* REQUIREMENTS: Go through the entries one line at a time, and gather every line that has the word "atropia".

Collected data entries
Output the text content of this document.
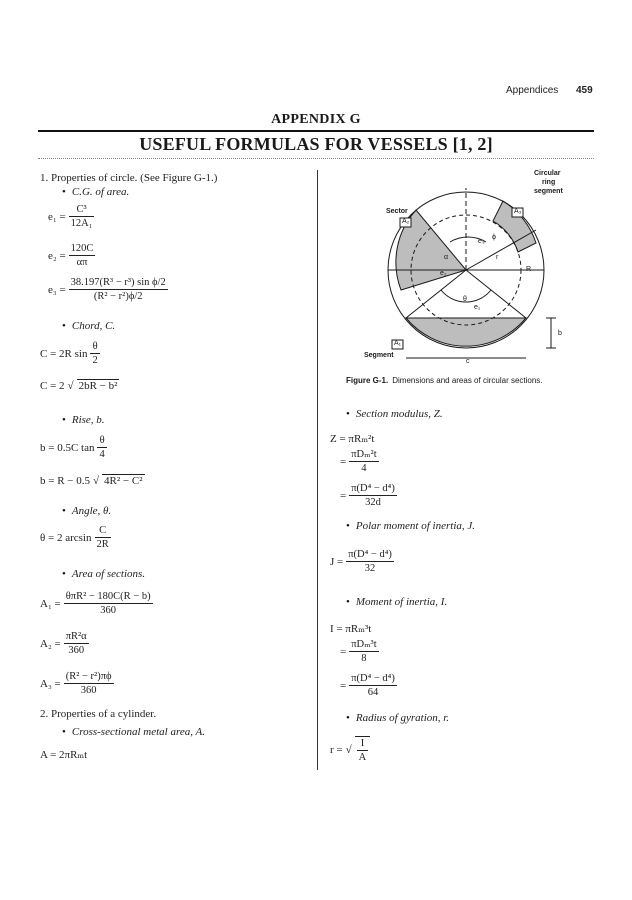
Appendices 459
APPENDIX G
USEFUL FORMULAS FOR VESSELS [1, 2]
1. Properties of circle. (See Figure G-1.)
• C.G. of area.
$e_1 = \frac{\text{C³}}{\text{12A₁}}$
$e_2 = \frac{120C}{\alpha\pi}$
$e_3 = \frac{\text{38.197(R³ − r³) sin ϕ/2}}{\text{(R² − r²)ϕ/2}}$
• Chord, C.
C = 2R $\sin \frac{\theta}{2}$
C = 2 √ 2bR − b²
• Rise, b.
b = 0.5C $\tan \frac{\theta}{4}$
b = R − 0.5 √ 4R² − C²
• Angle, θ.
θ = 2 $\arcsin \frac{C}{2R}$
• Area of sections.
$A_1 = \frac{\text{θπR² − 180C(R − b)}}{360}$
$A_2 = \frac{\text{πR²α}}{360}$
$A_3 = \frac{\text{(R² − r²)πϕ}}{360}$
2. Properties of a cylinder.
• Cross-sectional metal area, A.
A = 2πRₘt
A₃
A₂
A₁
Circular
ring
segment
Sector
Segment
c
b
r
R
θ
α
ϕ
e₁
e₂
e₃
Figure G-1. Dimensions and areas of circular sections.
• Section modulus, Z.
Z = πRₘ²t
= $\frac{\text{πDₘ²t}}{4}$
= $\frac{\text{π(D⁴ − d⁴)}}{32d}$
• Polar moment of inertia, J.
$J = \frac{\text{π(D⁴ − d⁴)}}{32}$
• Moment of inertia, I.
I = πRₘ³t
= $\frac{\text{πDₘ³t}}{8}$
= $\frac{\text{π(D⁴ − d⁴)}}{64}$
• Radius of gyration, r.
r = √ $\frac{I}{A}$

---

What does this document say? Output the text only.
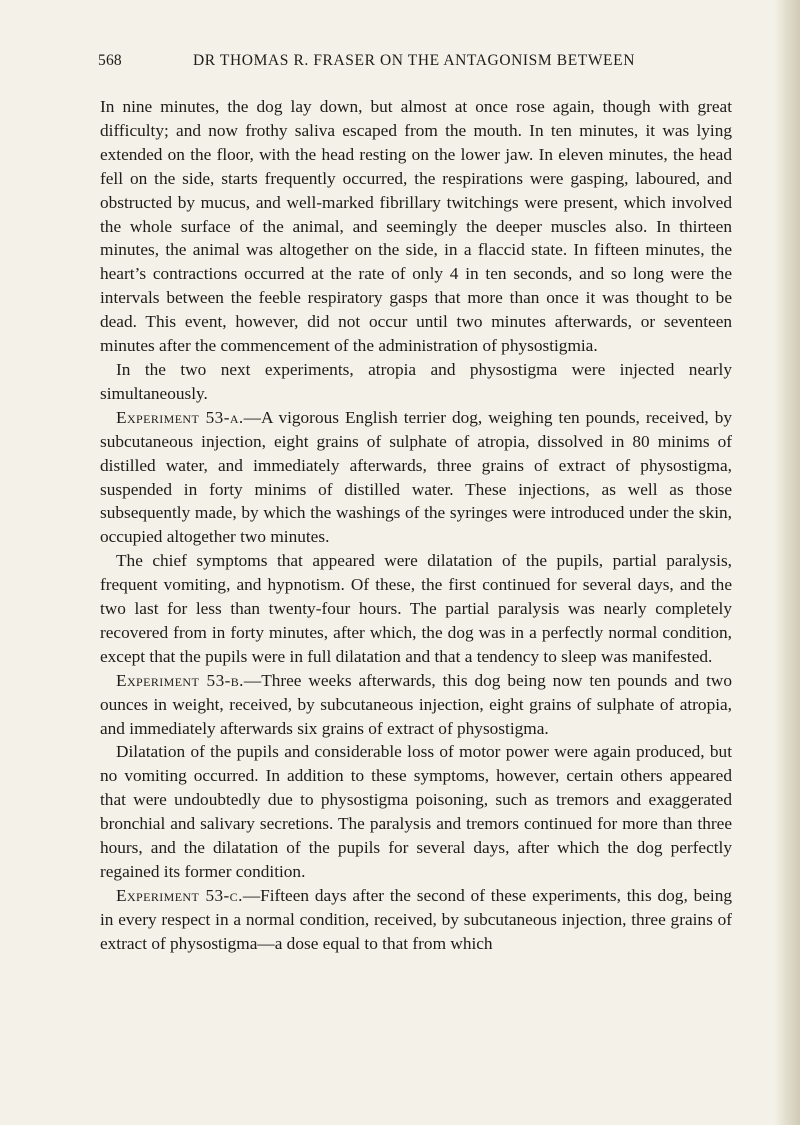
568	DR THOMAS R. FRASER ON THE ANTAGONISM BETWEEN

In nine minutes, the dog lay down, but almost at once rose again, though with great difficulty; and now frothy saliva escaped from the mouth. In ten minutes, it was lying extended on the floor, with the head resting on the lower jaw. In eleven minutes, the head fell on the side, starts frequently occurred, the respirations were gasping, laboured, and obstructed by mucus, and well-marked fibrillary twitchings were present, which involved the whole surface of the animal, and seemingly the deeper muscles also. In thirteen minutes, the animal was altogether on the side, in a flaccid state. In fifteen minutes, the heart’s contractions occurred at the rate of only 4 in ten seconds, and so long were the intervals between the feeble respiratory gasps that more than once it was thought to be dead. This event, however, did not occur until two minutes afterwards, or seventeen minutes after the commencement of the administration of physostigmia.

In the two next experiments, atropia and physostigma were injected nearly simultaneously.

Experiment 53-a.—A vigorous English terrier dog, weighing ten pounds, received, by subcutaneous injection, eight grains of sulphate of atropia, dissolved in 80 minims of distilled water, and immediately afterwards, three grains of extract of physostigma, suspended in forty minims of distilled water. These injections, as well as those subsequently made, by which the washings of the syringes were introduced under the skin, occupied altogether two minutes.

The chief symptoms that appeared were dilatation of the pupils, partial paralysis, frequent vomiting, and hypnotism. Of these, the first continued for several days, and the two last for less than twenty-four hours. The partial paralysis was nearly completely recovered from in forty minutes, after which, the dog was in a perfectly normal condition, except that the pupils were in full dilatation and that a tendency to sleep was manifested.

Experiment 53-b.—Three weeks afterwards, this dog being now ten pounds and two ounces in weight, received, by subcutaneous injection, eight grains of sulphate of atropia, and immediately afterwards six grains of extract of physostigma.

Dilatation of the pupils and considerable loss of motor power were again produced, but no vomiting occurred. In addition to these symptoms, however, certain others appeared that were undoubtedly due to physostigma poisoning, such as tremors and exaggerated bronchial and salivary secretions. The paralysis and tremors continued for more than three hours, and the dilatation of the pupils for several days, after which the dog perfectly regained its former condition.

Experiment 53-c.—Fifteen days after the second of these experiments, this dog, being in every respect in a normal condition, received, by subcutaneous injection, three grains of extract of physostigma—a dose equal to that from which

* ANSWER TO THE EXERCISE:
In the two next experiments, atropia and physostigma were injected nearly simultaneously.
Experiment 53-a.—A vigorous English terrier dog, weighing ten pounds, received, by subcutaneous injection, eight grains of sulphate of atropia, dissolved in 80 minims of distilled water, and immediately afterwards, three grains of extract of physostigma, suspended in forty minims of distilled water. These injections, as well as those subsequently made, by which the washings of the syringes were introduced under the skin, occupied altogether two minutes.
Experiment 53-b.—Three weeks afterwards, this dog being now ten pounds and two ounces in weight, received, by subcutaneous injection, eight grains of sulphate of atropia, and immediately afterwards six grains of extract of physostigma.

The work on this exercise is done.